## The request
Omit every image, and transcribe the remaining entries exactly as given.
====== Records for the task ======
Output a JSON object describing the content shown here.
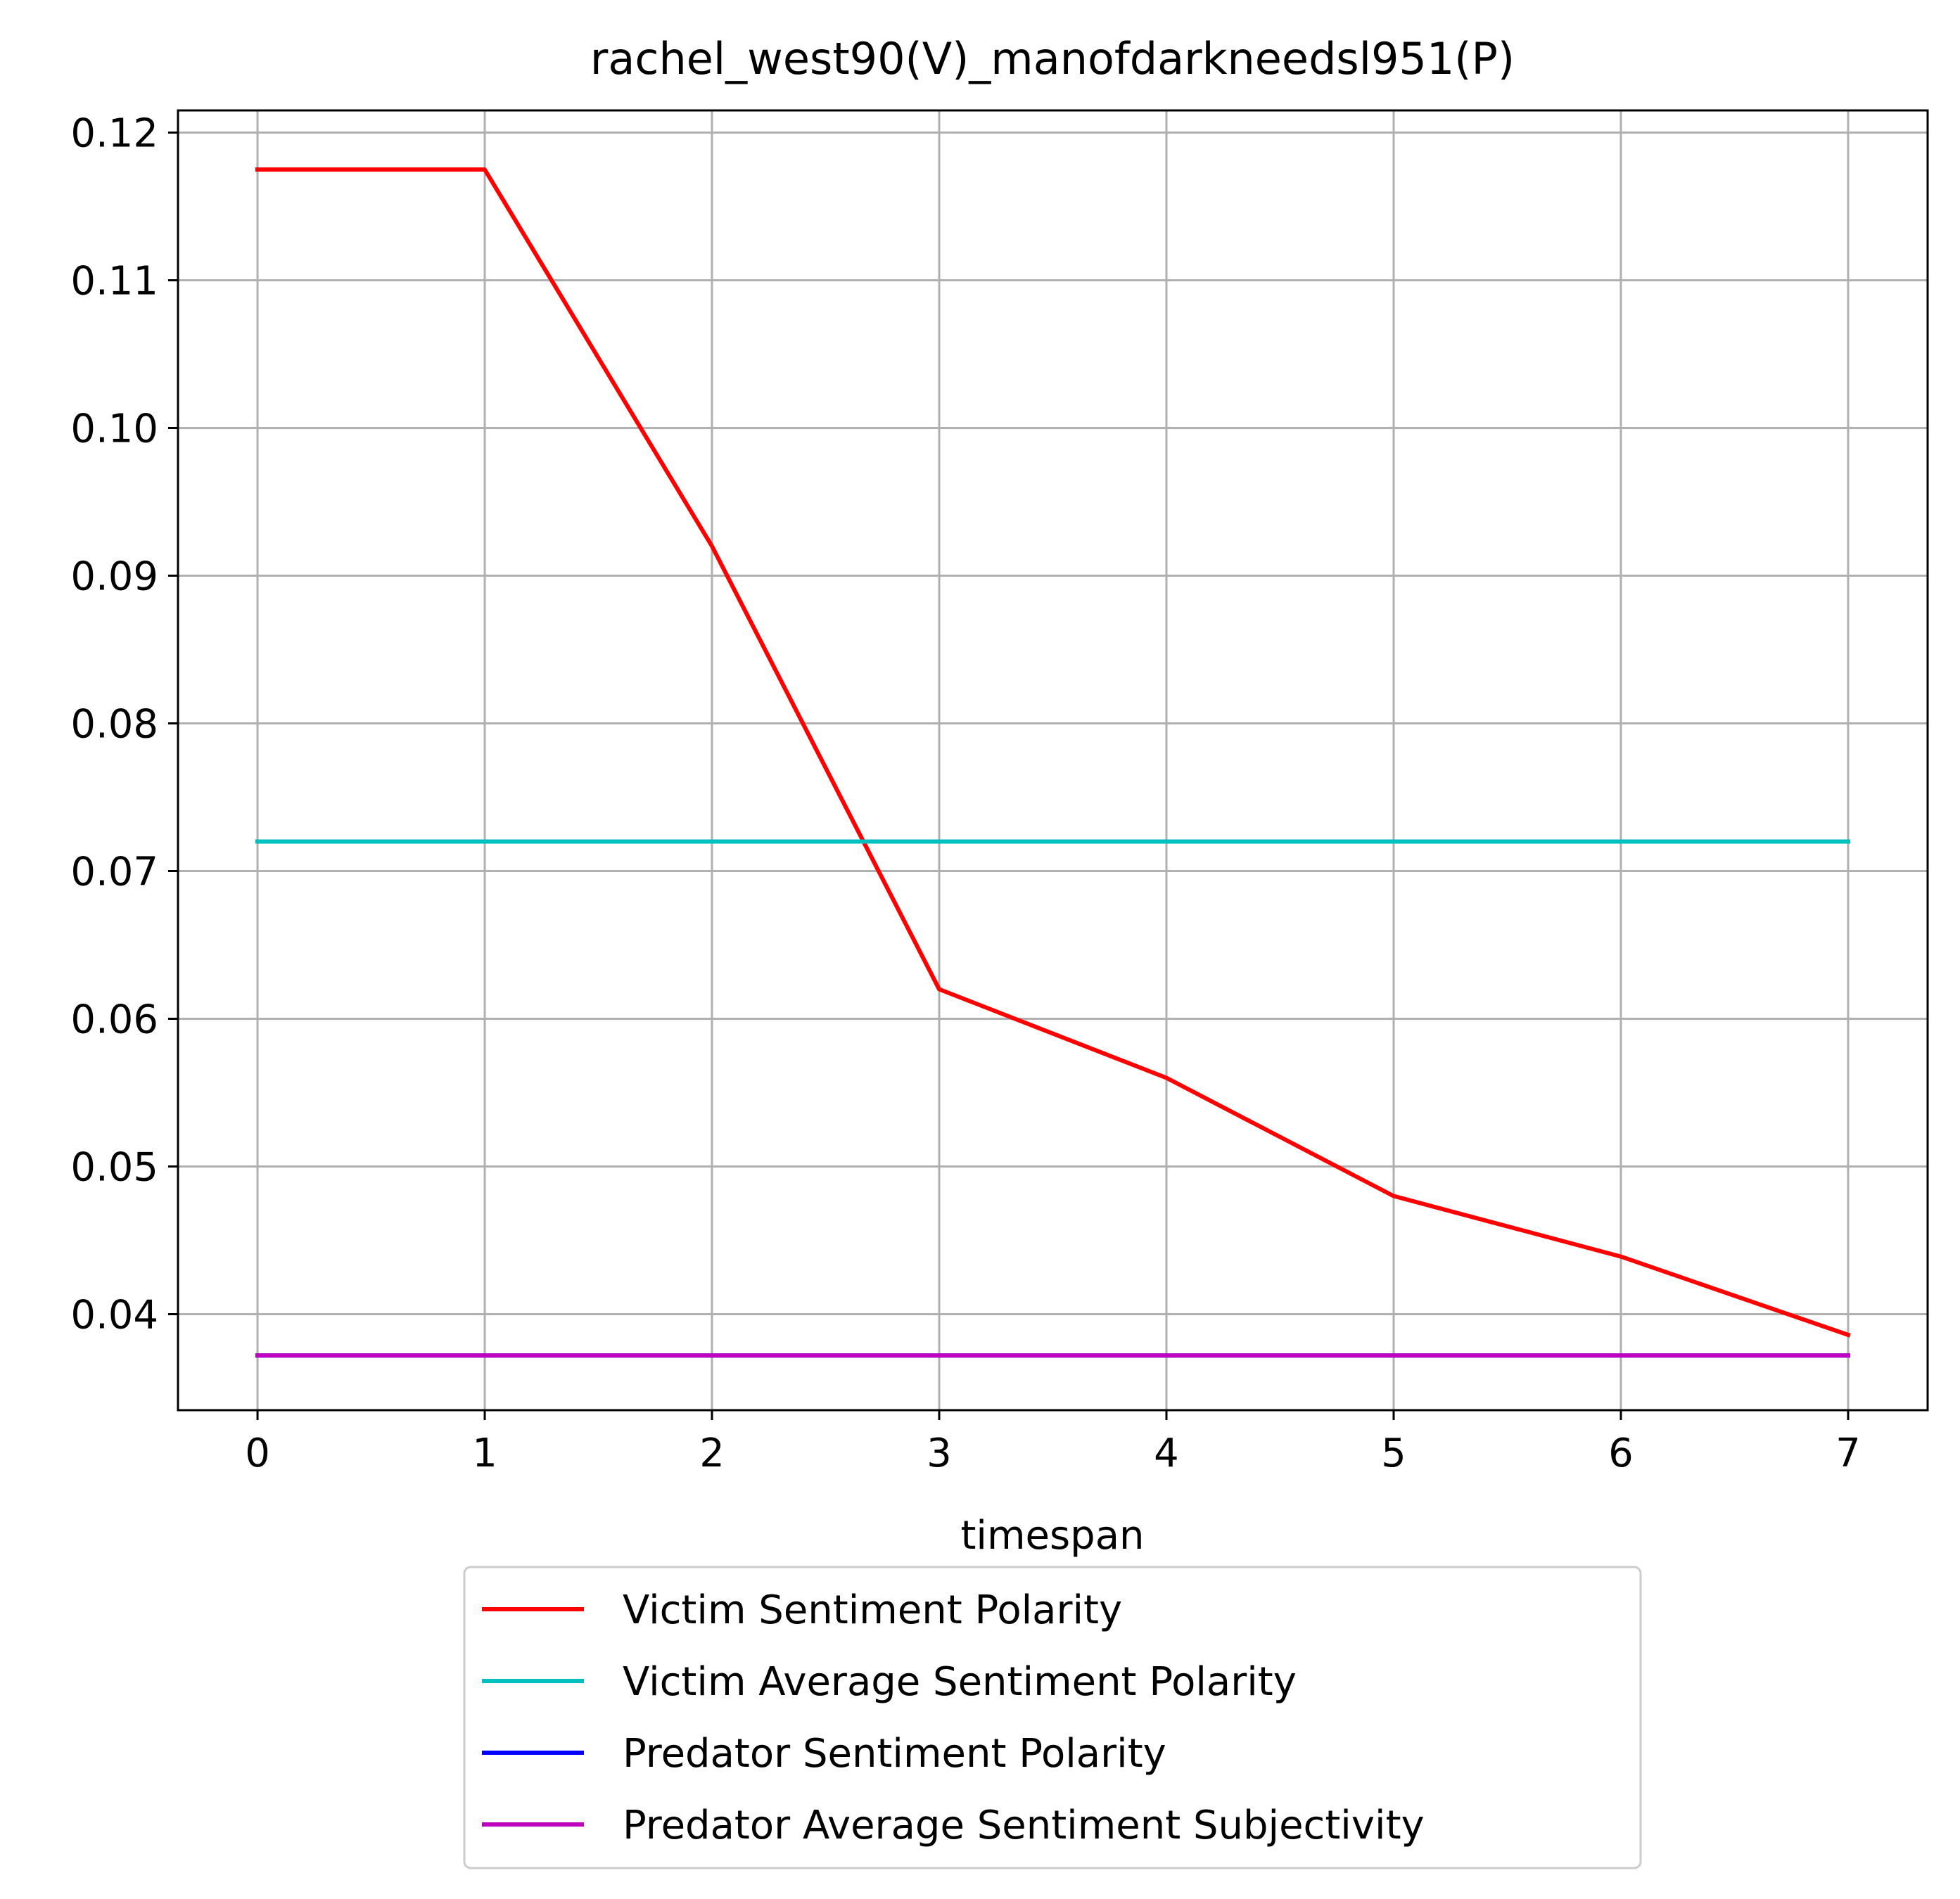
{
  "chart_data": {
    "type": "line",
    "title": "rachel_west90(V)_manofdarkneedsl951(P)",
    "xlabel": "timespan",
    "ylabel": "",
    "x": [
      0,
      1,
      2,
      3,
      4,
      5,
      6,
      7
    ],
    "xlim": [
      -0.35,
      7.35
    ],
    "ylim": [
      0.0335,
      0.1215
    ],
    "xticks": [
      "0",
      "1",
      "2",
      "3",
      "4",
      "5",
      "6",
      "7"
    ],
    "yticks": [
      "0.04",
      "0.05",
      "0.06",
      "0.07",
      "0.08",
      "0.09",
      "0.10",
      "0.11",
      "0.12"
    ],
    "grid": true,
    "legend_position": "below",
    "series": [
      {
        "name": "Victim Sentiment Polarity",
        "color": "#ff0000",
        "values": [
          0.1175,
          0.1175,
          0.092,
          0.062,
          0.056,
          0.048,
          0.0439,
          0.0386
        ]
      },
      {
        "name": "Victim Average Sentiment Polarity",
        "color": "#00bfbf",
        "values": [
          0.072,
          0.072,
          0.072,
          0.072,
          0.072,
          0.072,
          0.072,
          0.072
        ]
      },
      {
        "name": "Predator Sentiment Polarity",
        "color": "#0000ff",
        "values": [
          0.0372,
          0.0372,
          0.0372,
          0.0372,
          0.0372,
          0.0372,
          0.0372,
          0.0372
        ]
      },
      {
        "name": "Predator Average Sentiment Subjectivity",
        "color": "#bf00bf",
        "values": [
          0.0372,
          0.0372,
          0.0372,
          0.0372,
          0.0372,
          0.0372,
          0.0372,
          0.0372
        ]
      }
    ]
  }
}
======
## Reply
Output a JSON object describing the content shown here.
{
  "chart_data": {
    "type": "line",
    "title": "rachel_west90(V)_manofdarkneedsl951(P)",
    "xlabel": "timespan",
    "ylabel": "",
    "x": [
      0,
      1,
      2,
      3,
      4,
      5,
      6,
      7
    ],
    "xlim": [
      -0.35,
      7.35
    ],
    "ylim": [
      0.0335,
      0.1215
    ],
    "xticks": [
      "0",
      "1",
      "2",
      "3",
      "4",
      "5",
      "6",
      "7"
    ],
    "yticks": [
      "0.04",
      "0.05",
      "0.06",
      "0.07",
      "0.08",
      "0.09",
      "0.10",
      "0.11",
      "0.12"
    ],
    "grid": true,
    "legend_position": "below",
    "series": [
      {
        "name": "Victim Sentiment Polarity",
        "color": "#ff0000",
        "values": [
          0.1175,
          0.1175,
          0.092,
          0.062,
          0.056,
          0.048,
          0.0439,
          0.0386
        ]
      },
      {
        "name": "Victim Average Sentiment Polarity",
        "color": "#00bfbf",
        "values": [
          0.072,
          0.072,
          0.072,
          0.072,
          0.072,
          0.072,
          0.072,
          0.072
        ]
      },
      {
        "name": "Predator Sentiment Polarity",
        "color": "#0000ff",
        "values": [
          0.0372,
          0.0372,
          0.0372,
          0.0372,
          0.0372,
          0.0372,
          0.0372,
          0.0372
        ]
      },
      {
        "name": "Predator Average Sentiment Subjectivity",
        "color": "#bf00bf",
        "values": [
          0.0372,
          0.0372,
          0.0372,
          0.0372,
          0.0372,
          0.0372,
          0.0372,
          0.0372
        ]
      }
    ]
  }
}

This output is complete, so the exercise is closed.